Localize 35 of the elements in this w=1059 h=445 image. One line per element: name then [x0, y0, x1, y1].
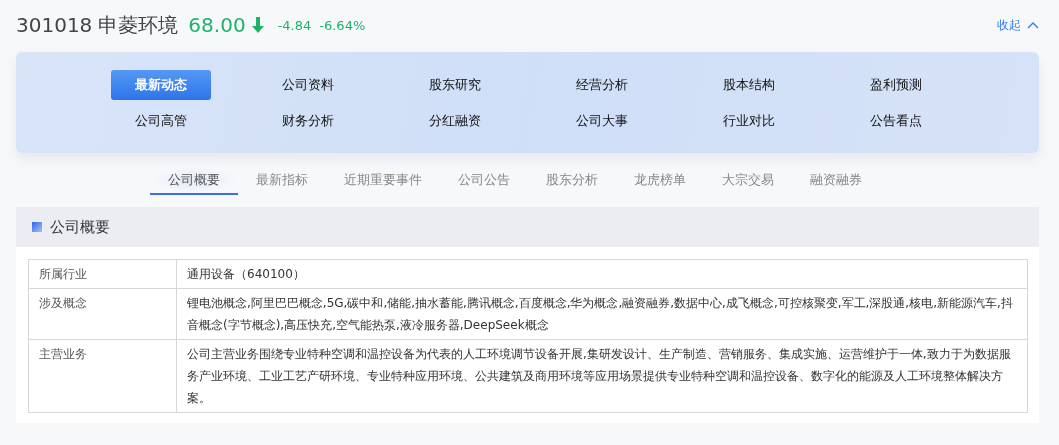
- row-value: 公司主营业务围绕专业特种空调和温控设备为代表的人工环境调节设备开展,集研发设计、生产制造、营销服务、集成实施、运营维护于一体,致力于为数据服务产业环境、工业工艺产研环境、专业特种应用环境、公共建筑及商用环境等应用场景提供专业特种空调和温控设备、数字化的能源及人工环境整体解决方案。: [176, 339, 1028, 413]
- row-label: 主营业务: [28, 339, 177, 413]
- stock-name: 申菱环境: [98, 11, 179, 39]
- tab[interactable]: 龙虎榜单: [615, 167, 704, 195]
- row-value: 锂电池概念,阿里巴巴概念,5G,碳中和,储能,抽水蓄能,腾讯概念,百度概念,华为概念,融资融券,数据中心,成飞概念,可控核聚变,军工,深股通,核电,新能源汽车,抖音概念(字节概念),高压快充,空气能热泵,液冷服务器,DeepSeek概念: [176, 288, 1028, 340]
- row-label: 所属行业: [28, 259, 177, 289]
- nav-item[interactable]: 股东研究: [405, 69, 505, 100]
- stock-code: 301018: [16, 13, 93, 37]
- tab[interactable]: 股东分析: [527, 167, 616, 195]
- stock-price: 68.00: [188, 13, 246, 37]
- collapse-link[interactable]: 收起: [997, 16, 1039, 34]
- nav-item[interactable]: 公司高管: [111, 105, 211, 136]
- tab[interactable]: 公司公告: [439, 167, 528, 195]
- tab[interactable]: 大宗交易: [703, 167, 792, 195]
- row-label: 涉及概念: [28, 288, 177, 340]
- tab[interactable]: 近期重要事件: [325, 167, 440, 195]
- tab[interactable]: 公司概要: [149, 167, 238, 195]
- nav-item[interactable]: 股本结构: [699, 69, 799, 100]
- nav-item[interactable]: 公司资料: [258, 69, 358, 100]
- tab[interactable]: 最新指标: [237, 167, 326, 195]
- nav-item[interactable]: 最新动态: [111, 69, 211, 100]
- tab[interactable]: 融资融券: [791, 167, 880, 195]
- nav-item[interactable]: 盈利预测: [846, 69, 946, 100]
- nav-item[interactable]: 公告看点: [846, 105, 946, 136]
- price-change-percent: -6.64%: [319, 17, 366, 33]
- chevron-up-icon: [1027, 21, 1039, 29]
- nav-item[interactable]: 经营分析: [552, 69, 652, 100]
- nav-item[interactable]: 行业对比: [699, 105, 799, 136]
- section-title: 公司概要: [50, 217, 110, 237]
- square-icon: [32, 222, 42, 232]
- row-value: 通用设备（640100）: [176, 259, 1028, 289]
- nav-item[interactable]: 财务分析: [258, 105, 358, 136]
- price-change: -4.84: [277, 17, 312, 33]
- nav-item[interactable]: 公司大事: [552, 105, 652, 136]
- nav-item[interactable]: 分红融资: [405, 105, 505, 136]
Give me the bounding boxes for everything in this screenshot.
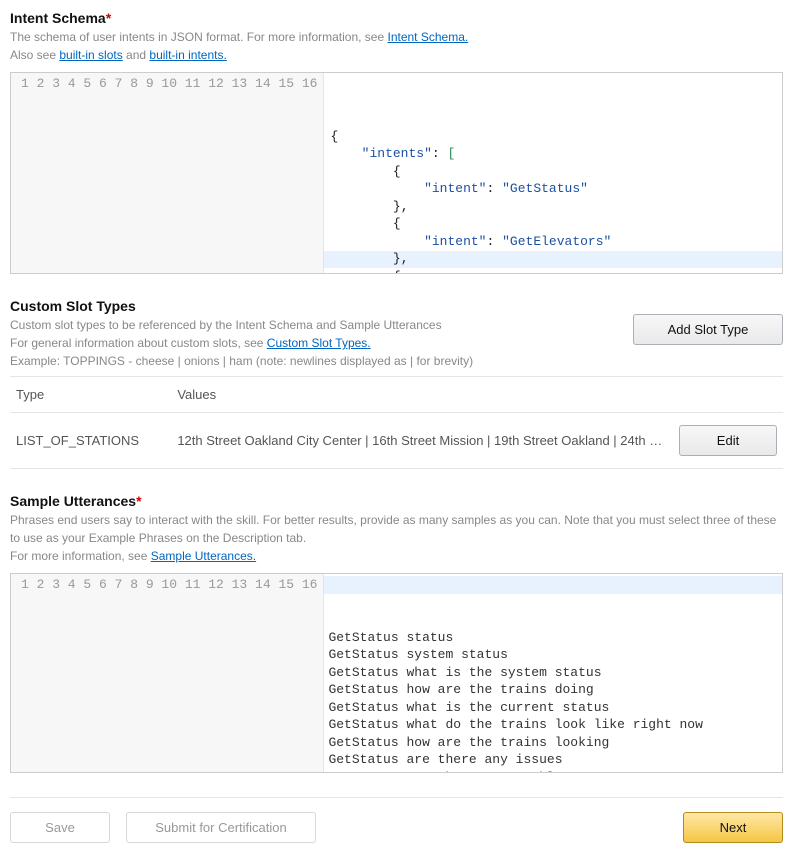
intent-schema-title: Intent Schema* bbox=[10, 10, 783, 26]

■ ■ ■

§ Your objective: Can you rewrite the lines above with "screenshot" replaced by "screen capture", keeping everything else the same and leaving out the pictures?

§ Answer in full:
Localize 35 of the elements in this w=1059 h=445 image. One line per element: name then [x0, y0, x1, y1].
- row-value: 公司主营业务围绕专业特种空调和温控设备为代表的人工环境调节设备开展,集研发设计、生产制造、营销服务、集成实施、运营维护于一体,致力于为数据服务产业环境、工业工艺产研环境、专业特种应用环境、公共建筑及商用环境等应用场景提供专业特种空调和温控设备、数字化的能源及人工环境整体解决方案。: [176, 339, 1028, 413]
- row-label: 主营业务: [28, 339, 177, 413]
- stock-name: 申菱环境: [98, 11, 179, 39]
- tab[interactable]: 龙虎榜单: [615, 167, 704, 195]
- row-value: 锂电池概念,阿里巴巴概念,5G,碳中和,储能,抽水蓄能,腾讯概念,百度概念,华为概念,融资融券,数据中心,成飞概念,可控核聚变,军工,深股通,核电,新能源汽车,抖音概念(字节概念),高压快充,空气能热泵,液冷服务器,DeepSeek概念: [176, 288, 1028, 340]
- row-label: 所属行业: [28, 259, 177, 289]
- nav-item[interactable]: 股东研究: [405, 69, 505, 100]
- stock-code: 301018: [16, 13, 93, 37]
- tab[interactable]: 股东分析: [527, 167, 616, 195]
- stock-price: 68.00: [188, 13, 246, 37]
- collapse-link[interactable]: 收起: [997, 16, 1039, 34]
- nav-item[interactable]: 公司高管: [111, 105, 211, 136]
- tab[interactable]: 公司公告: [439, 167, 528, 195]
- tab[interactable]: 大宗交易: [703, 167, 792, 195]
- row-label: 涉及概念: [28, 288, 177, 340]
- tab[interactable]: 近期重要事件: [325, 167, 440, 195]
- tab[interactable]: 公司概要: [149, 167, 238, 195]
- nav-item[interactable]: 股本结构: [699, 69, 799, 100]
- nav-item[interactable]: 公司资料: [258, 69, 358, 100]
- tab[interactable]: 最新指标: [237, 167, 326, 195]
- nav-item[interactable]: 最新动态: [111, 69, 211, 100]
- tab[interactable]: 融资融券: [791, 167, 880, 195]
- nav-item[interactable]: 盈利预测: [846, 69, 946, 100]
- nav-item[interactable]: 公告看点: [846, 105, 946, 136]
- price-change-percent: -6.64%: [319, 17, 366, 33]
- chevron-up-icon: [1027, 21, 1039, 29]
- nav-item[interactable]: 经营分析: [552, 69, 652, 100]
- nav-item[interactable]: 行业对比: [699, 105, 799, 136]
- section-title: 公司概要: [50, 217, 110, 237]
- square-icon: [32, 222, 42, 232]
- row-value: 通用设备（640100）: [176, 259, 1028, 289]
- nav-item[interactable]: 财务分析: [258, 105, 358, 136]
- price-change: -4.84: [277, 17, 312, 33]
- nav-item[interactable]: 公司大事: [552, 105, 652, 136]
- nav-item[interactable]: 分红融资: [405, 105, 505, 136]
Give me the bounding boxes for everything in this screen capture.
intent-schema-title: Intent Schema* bbox=[10, 10, 783, 26]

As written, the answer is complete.